TASK PROMPT: Write each line out again exactly as written.

⁂

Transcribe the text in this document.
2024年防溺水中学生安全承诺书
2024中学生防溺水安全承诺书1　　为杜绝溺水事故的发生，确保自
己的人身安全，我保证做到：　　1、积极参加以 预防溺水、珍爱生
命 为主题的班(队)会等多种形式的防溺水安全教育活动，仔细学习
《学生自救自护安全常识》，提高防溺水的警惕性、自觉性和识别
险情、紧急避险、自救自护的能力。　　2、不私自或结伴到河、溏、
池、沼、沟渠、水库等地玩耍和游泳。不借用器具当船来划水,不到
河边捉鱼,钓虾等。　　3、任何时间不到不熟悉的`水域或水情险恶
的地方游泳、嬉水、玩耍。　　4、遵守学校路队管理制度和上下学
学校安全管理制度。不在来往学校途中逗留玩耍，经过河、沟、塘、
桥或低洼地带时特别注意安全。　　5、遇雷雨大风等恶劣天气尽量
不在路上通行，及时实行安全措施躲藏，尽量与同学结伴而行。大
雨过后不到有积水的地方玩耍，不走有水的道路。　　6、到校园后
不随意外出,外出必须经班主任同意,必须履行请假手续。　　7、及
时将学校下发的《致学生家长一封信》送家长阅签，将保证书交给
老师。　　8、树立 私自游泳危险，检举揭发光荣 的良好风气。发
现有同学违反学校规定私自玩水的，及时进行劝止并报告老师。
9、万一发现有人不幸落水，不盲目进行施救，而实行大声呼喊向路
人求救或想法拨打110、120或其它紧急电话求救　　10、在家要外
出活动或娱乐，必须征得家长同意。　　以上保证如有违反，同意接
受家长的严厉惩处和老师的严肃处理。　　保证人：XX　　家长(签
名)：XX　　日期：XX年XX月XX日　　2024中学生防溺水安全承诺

⁂

REPLY TO THE EXERCISE:
Transcribe the text in this document.
2024年防溺水中学生安全承诺书
2024中学生防溺水安全承诺书1　　为杜绝溺水事故的发生，确保自
己的人身安全，我保证做到：　　1、积极参加以 预防溺水、珍爱生
命 为主题的班(队)会等多种形式的防溺水安全教育活动，仔细学习
《学生自救自护安全常识》，提高防溺水的警惕性、自觉性和识别
险情、紧急避险、自救自护的能力。　　2、不私自或结伴到河、溏、
池、沼、沟渠、水库等地玩耍和游泳。不借用器具当船来划水,不到
河边捉鱼,钓虾等。　　3、任何时间不到不熟悉的`水域或水情险恶
的地方游泳、嬉水、玩耍。　　4、遵守学校路队管理制度和上下学
学校安全管理制度。不在来往学校途中逗留玩耍，经过河、沟、塘、
桥或低洼地带时特别注意安全。　　5、遇雷雨大风等恶劣天气尽量
不在路上通行，及时实行安全措施躲藏，尽量与同学结伴而行。大
雨过后不到有积水的地方玩耍，不走有水的道路。　　6、到校园后
不随意外出,外出必须经班主任同意,必须履行请假手续。　　7、及
时将学校下发的《致学生家长一封信》送家长阅签，将保证书交给
老师。　　8、树立 私自游泳危险，检举揭发光荣 的良好风气。发
现有同学违反学校规定私自玩水的，及时进行劝止并报告老师。
9、万一发现有人不幸落水，不盲目进行施救，而实行大声呼喊向路
人求救或想法拨打110、120或其它紧急电话求救　　10、在家要外
出活动或娱乐，必须征得家长同意。　　以上保证如有违反，同意接
受家长的严厉惩处和老师的严肃处理。　　保证人：XX　　家长(签
名)：XX　　日期：XX年XX月XX日　　2024中学生防溺水安全承诺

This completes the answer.